— Begin —
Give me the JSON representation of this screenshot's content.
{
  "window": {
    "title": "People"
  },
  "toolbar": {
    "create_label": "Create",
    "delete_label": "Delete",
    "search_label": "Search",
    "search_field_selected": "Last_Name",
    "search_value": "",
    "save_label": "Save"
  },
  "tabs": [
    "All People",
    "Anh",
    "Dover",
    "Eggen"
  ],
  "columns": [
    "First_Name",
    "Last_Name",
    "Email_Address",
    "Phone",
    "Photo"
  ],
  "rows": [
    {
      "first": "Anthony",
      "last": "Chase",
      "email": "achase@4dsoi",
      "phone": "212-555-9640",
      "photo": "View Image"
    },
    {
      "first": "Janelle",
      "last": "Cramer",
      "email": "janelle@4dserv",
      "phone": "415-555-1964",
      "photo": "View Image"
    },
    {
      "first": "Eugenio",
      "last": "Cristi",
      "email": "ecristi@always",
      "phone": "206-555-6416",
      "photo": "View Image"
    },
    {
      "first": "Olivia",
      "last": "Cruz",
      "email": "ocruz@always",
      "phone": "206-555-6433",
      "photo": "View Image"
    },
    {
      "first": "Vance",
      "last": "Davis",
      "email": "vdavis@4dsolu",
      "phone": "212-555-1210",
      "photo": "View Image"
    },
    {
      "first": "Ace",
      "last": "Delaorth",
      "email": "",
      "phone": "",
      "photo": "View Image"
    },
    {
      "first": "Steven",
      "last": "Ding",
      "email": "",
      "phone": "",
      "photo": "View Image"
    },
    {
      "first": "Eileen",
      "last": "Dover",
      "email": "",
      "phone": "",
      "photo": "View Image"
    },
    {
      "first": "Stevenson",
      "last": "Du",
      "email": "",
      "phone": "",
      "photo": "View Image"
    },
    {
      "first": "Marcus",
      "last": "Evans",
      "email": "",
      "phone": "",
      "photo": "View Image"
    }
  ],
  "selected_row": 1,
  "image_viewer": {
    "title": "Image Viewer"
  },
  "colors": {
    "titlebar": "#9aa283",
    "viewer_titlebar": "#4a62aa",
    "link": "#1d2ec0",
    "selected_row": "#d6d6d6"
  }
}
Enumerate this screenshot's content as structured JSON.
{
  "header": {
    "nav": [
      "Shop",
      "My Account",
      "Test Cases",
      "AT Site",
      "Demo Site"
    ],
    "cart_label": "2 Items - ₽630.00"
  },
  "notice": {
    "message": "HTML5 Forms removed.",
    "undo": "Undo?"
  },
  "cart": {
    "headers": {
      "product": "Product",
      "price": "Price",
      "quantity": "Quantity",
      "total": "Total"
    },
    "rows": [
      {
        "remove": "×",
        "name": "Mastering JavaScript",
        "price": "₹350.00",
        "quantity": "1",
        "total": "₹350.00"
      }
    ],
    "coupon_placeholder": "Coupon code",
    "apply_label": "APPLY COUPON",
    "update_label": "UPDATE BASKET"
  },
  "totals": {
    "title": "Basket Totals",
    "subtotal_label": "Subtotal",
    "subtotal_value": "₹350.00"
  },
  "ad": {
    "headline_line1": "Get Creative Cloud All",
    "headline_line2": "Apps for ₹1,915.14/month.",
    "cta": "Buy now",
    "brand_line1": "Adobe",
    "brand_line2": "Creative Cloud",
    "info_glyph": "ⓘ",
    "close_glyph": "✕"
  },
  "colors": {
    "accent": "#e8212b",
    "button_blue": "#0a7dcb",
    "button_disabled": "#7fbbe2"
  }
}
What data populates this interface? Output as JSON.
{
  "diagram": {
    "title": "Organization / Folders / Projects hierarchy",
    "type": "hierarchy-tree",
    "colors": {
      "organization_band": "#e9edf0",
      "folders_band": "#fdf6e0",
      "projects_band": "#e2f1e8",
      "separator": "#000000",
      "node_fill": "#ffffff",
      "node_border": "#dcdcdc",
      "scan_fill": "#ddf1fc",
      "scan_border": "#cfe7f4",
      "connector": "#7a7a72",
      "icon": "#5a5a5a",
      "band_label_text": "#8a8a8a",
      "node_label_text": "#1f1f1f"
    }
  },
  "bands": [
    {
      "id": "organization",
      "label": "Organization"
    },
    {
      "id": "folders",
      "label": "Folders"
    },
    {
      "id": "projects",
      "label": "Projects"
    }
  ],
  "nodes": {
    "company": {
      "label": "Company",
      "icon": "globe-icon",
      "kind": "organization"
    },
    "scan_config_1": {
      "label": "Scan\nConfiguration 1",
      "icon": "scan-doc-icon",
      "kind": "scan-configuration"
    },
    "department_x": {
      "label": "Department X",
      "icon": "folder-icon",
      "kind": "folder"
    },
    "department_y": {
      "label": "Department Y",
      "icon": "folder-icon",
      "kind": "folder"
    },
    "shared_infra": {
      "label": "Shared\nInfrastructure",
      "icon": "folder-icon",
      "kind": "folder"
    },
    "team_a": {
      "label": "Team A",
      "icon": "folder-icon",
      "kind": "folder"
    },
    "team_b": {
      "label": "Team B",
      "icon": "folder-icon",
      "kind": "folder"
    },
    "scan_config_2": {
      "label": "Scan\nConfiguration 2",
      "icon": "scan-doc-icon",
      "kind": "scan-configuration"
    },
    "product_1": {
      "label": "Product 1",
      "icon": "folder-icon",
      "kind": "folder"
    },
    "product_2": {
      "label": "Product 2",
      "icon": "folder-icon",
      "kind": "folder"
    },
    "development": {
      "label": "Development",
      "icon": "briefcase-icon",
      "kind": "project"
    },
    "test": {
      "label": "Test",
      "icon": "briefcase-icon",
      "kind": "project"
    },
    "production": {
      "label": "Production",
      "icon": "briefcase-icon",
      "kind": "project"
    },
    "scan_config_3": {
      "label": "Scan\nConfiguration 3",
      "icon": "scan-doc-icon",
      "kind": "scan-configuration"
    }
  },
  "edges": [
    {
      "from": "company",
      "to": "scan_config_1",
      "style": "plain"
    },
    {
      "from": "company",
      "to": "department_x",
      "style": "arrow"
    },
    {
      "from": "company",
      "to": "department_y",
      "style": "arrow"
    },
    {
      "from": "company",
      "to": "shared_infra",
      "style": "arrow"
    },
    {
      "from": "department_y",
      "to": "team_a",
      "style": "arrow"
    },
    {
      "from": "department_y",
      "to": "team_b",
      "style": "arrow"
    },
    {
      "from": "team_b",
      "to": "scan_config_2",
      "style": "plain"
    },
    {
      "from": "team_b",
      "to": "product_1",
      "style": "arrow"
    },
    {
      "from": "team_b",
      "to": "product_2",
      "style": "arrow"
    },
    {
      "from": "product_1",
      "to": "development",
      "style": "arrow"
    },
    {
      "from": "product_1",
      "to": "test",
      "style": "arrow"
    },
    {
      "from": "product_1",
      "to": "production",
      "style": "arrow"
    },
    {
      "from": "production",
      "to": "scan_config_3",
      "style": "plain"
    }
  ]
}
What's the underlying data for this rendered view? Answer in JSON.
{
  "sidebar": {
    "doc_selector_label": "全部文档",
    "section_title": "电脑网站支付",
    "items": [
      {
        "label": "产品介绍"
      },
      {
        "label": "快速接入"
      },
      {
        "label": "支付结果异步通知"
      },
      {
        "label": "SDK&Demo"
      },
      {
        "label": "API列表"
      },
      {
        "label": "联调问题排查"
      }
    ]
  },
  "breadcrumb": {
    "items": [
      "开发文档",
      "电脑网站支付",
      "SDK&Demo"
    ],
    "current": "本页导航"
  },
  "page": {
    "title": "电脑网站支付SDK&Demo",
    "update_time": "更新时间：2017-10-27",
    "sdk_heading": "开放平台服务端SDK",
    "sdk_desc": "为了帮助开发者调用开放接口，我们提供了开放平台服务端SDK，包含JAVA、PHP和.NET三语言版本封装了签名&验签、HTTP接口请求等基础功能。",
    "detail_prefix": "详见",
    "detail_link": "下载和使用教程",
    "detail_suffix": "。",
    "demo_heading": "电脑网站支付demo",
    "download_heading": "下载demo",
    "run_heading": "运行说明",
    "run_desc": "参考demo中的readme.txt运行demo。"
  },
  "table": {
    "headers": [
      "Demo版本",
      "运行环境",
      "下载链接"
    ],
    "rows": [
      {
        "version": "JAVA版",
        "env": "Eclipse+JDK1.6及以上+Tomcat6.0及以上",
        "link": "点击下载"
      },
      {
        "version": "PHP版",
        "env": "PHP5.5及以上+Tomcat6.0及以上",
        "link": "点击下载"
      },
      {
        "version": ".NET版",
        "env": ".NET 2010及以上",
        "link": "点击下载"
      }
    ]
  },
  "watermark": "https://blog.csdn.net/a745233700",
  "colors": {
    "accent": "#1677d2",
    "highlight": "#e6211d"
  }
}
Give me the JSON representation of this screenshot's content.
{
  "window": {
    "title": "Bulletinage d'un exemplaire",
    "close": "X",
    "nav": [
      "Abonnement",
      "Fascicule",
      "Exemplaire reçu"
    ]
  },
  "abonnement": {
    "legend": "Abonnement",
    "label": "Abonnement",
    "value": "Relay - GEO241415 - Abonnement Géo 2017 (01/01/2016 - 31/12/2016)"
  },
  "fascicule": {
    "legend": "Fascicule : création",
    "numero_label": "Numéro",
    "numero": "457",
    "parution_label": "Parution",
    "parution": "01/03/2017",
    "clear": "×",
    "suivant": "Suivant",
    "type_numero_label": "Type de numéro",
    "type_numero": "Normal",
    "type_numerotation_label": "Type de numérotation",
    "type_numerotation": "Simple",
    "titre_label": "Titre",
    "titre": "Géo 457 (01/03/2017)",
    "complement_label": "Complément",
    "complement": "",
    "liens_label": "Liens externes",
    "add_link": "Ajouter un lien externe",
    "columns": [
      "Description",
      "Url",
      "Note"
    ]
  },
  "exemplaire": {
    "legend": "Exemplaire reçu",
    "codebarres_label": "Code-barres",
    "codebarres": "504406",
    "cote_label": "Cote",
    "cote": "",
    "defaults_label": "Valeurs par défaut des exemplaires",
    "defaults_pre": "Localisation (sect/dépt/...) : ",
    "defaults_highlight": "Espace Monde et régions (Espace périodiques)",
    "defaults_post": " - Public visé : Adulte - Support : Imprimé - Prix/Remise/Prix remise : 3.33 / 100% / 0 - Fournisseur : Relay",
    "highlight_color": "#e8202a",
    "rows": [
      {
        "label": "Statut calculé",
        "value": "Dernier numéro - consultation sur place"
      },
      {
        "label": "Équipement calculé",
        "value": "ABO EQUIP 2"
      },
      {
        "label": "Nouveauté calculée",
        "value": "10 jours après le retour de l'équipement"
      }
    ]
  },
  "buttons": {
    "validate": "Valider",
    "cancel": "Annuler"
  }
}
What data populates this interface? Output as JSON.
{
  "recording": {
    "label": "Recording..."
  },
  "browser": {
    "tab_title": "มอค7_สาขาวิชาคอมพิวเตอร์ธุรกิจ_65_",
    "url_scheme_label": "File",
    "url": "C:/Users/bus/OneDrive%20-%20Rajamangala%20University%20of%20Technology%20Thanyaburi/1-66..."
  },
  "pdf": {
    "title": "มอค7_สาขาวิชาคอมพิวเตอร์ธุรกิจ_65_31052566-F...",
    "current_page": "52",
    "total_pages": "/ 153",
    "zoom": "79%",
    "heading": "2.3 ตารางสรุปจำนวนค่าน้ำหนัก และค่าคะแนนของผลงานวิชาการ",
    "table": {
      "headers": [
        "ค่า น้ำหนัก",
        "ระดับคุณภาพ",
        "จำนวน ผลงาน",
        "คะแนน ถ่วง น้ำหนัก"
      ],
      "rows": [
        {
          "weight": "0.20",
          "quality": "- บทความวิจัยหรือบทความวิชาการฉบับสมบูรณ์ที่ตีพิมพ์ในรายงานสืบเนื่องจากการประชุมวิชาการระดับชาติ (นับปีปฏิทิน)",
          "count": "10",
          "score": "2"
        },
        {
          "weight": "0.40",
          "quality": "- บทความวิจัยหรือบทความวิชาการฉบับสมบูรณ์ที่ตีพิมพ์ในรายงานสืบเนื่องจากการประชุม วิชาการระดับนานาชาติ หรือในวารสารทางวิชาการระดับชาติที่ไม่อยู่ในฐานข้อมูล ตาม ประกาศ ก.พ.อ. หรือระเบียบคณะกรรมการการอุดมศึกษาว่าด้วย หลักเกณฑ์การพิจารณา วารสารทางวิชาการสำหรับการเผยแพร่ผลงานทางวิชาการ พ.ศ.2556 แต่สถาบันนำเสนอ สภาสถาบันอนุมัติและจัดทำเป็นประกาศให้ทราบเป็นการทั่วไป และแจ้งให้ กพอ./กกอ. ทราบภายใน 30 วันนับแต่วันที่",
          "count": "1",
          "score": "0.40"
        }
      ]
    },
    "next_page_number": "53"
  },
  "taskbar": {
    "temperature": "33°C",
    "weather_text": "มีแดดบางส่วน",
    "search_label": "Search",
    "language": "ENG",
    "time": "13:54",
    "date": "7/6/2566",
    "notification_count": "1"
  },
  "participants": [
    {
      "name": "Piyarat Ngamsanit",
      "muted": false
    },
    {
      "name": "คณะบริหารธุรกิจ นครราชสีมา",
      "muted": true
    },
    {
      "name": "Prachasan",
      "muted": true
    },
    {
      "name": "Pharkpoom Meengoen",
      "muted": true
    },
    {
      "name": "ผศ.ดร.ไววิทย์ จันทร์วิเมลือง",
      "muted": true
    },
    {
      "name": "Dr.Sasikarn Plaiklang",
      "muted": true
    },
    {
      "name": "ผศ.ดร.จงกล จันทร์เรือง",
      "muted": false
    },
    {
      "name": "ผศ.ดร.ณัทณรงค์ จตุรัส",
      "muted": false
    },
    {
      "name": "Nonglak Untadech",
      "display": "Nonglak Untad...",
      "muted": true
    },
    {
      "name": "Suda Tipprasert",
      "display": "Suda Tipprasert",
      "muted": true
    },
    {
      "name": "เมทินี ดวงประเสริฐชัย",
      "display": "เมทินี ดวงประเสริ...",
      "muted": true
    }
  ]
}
— End —
Short task: Scan the listing above. Gather each line that contains the word "ชาการระด".

Problem solution:
          "quality": "- บทความวิจัยหรือบทความวิชาการฉบับสมบูรณ์ที่ตีพิมพ์ในรายงานสืบเนื่องจากการประชุมวิชาการระดับชาติ (นับปีปฏิทิน)",
          "quality": "- บทความวิจัยหรือบทความวิชาการฉบับสมบูรณ์ที่ตีพิมพ์ในรายงานสืบเนื่องจากการประชุม วิชาการระดับนานาชาติ หรือในวารสารทางวิชาการระดับชาติที่ไม่อยู่ในฐานข้อมูล ตาม ประกาศ ก.พ.อ. หรือระเบียบคณะกรรมการการอุดมศึกษาว่าด้วย หลักเกณฑ์การพิจารณา วารสารทางวิชาการสำหรับการเผยแพร่ผลงานทางวิชาการ พ.ศ.2556 แต่สถาบันนำเสนอ สภาสถาบันอนุมัติและจัดทำเป็นประกาศให้ทราบเป็นการทั่วไป และแจ้งให้ กพอ./กกอ. ทราบภายใน 30 วันนับแต่วันที่",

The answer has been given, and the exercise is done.